Data items
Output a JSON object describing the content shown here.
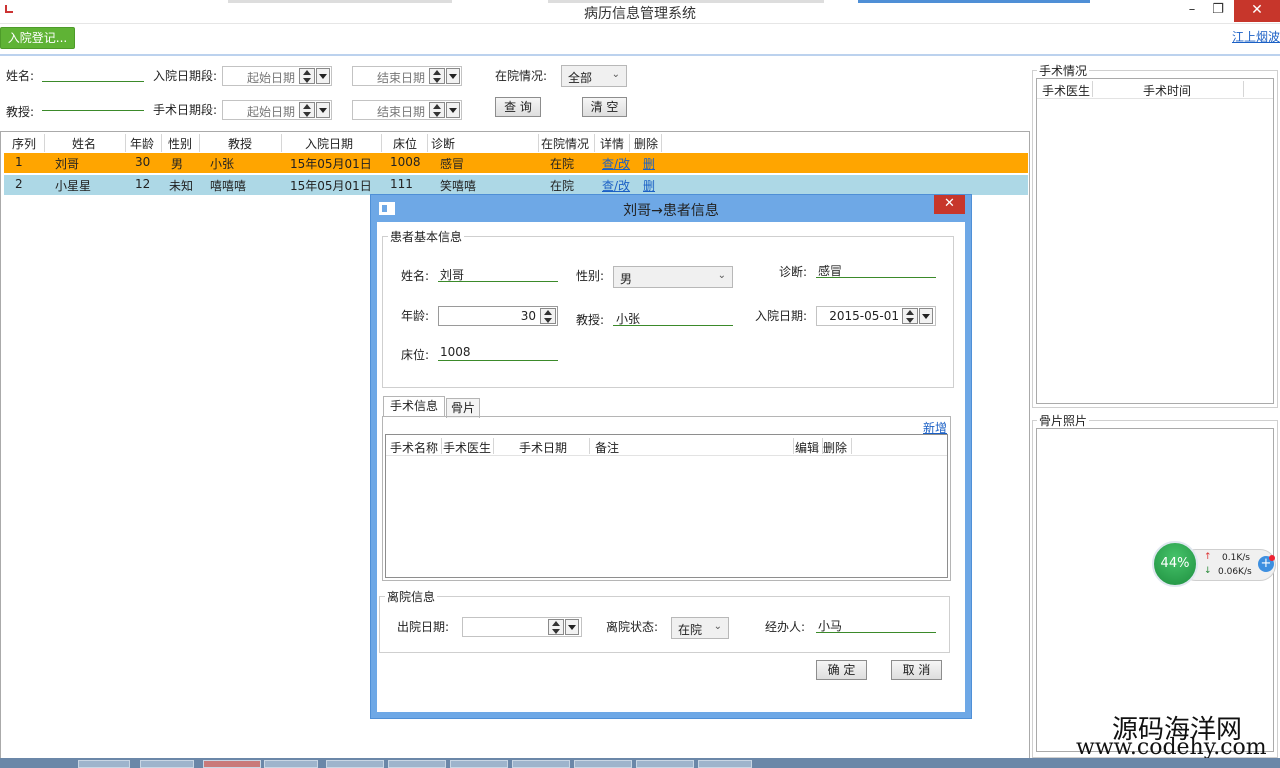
{
  "window": {
    "title": "病历信息管理系统",
    "minimize": "–",
    "maximize": "❐",
    "close": "✕"
  },
  "toolbar": {
    "admit_button": "入院登记...",
    "user_link": "江上烟波"
  },
  "filters": {
    "name_label": "姓名:",
    "admit_period_label": "入院日期段:",
    "start_date_placeholder": "起始日期",
    "end_date_placeholder": "结束日期",
    "status_label": "在院情况:",
    "status_value": "全部",
    "professor_label": "教授:",
    "surgery_period_label": "手术日期段:",
    "search_button": "查 询",
    "clear_button": "清 空"
  },
  "grid": {
    "columns": [
      "序列",
      "姓名",
      "年龄",
      "性别",
      "教授",
      "入院日期",
      "床位",
      "诊断",
      "在院情况",
      "详情",
      "删除"
    ],
    "rows": [
      {
        "seq": "1",
        "name": "刘哥",
        "age": "30",
        "gender": "男",
        "professor": "小张",
        "admit_date": "15年05月01日",
        "bed": "1008",
        "diagnosis": "感冒",
        "status": "在院",
        "detail": "查/改",
        "delete": "删"
      },
      {
        "seq": "2",
        "name": "小星星",
        "age": "12",
        "gender": "未知",
        "professor": "嘻嘻嘻",
        "admit_date": "15年05月01日",
        "bed": "111",
        "diagnosis": "笑嘻嘻",
        "status": "在院",
        "detail": "查/改",
        "delete": "删"
      }
    ]
  },
  "surgery_panel": {
    "title": "手术情况",
    "columns": [
      "手术医生",
      "手术时间"
    ]
  },
  "xray_panel": {
    "title": "骨片照片"
  },
  "dialog": {
    "title": "刘哥→患者信息",
    "close": "✕",
    "basic_group": "患者基本信息",
    "name_label": "姓名:",
    "name_value": "刘哥",
    "gender_label": "性别:",
    "gender_value": "男",
    "diagnosis_label": "诊断:",
    "diagnosis_value": "感冒",
    "age_label": "年龄:",
    "age_value": "30",
    "professor_label": "教授:",
    "professor_value": "小张",
    "admit_date_label": "入院日期:",
    "admit_date_value": "2015-05-01",
    "bed_label": "床位:",
    "bed_value": "1008",
    "tabs": [
      "手术信息",
      "骨片"
    ],
    "add_link": "新增",
    "surgery_columns": [
      "手术名称",
      "手术医生",
      "手术日期",
      "备注",
      "编辑",
      "删除"
    ],
    "discharge_group": "离院信息",
    "discharge_date_label": "出院日期:",
    "discharge_status_label": "离院状态:",
    "discharge_status_value": "在院",
    "handler_label": "经办人:",
    "handler_value": "小马",
    "ok_button": "确 定",
    "cancel_button": "取 消"
  },
  "speed_widget": {
    "percent": "44%",
    "up": "0.1K/s",
    "down": "0.06K/s"
  },
  "watermark": {
    "line1": "源码海洋网",
    "line2": "www.codehy.com"
  }
}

WHAT YOU HAVE TO DO:
Reproduce each line exactly as it appears, omitting the pictures.

FULL SOLUTION:
Output a JSON object describing the content shown here.
{
  "window": {
    "title": "病历信息管理系统",
    "minimize": "–",
    "maximize": "❐",
    "close": "✕"
  },
  "toolbar": {
    "admit_button": "入院登记...",
    "user_link": "江上烟波"
  },
  "filters": {
    "name_label": "姓名:",
    "admit_period_label": "入院日期段:",
    "start_date_placeholder": "起始日期",
    "end_date_placeholder": "结束日期",
    "status_label": "在院情况:",
    "status_value": "全部",
    "professor_label": "教授:",
    "surgery_period_label": "手术日期段:",
    "search_button": "查 询",
    "clear_button": "清 空"
  },
  "grid": {
    "columns": [
      "序列",
      "姓名",
      "年龄",
      "性别",
      "教授",
      "入院日期",
      "床位",
      "诊断",
      "在院情况",
      "详情",
      "删除"
    ],
    "rows": [
      {
        "seq": "1",
        "name": "刘哥",
        "age": "30",
        "gender": "男",
        "professor": "小张",
        "admit_date": "15年05月01日",
        "bed": "1008",
        "diagnosis": "感冒",
        "status": "在院",
        "detail": "查/改",
        "delete": "删"
      },
      {
        "seq": "2",
        "name": "小星星",
        "age": "12",
        "gender": "未知",
        "professor": "嘻嘻嘻",
        "admit_date": "15年05月01日",
        "bed": "111",
        "diagnosis": "笑嘻嘻",
        "status": "在院",
        "detail": "查/改",
        "delete": "删"
      }
    ]
  },
  "surgery_panel": {
    "title": "手术情况",
    "columns": [
      "手术医生",
      "手术时间"
    ]
  },
  "xray_panel": {
    "title": "骨片照片"
  },
  "dialog": {
    "title": "刘哥→患者信息",
    "close": "✕",
    "basic_group": "患者基本信息",
    "name_label": "姓名:",
    "name_value": "刘哥",
    "gender_label": "性别:",
    "gender_value": "男",
    "diagnosis_label": "诊断:",
    "diagnosis_value": "感冒",
    "age_label": "年龄:",
    "age_value": "30",
    "professor_label": "教授:",
    "professor_value": "小张",
    "admit_date_label": "入院日期:",
    "admit_date_value": "2015-05-01",
    "bed_label": "床位:",
    "bed_value": "1008",
    "tabs": [
      "手术信息",
      "骨片"
    ],
    "add_link": "新增",
    "surgery_columns": [
      "手术名称",
      "手术医生",
      "手术日期",
      "备注",
      "编辑",
      "删除"
    ],
    "discharge_group": "离院信息",
    "discharge_date_label": "出院日期:",
    "discharge_status_label": "离院状态:",
    "discharge_status_value": "在院",
    "handler_label": "经办人:",
    "handler_value": "小马",
    "ok_button": "确 定",
    "cancel_button": "取 消"
  },
  "speed_widget": {
    "percent": "44%",
    "up": "0.1K/s",
    "down": "0.06K/s"
  },
  "watermark": {
    "line1": "源码海洋网",
    "line2": "www.codehy.com"
  }
}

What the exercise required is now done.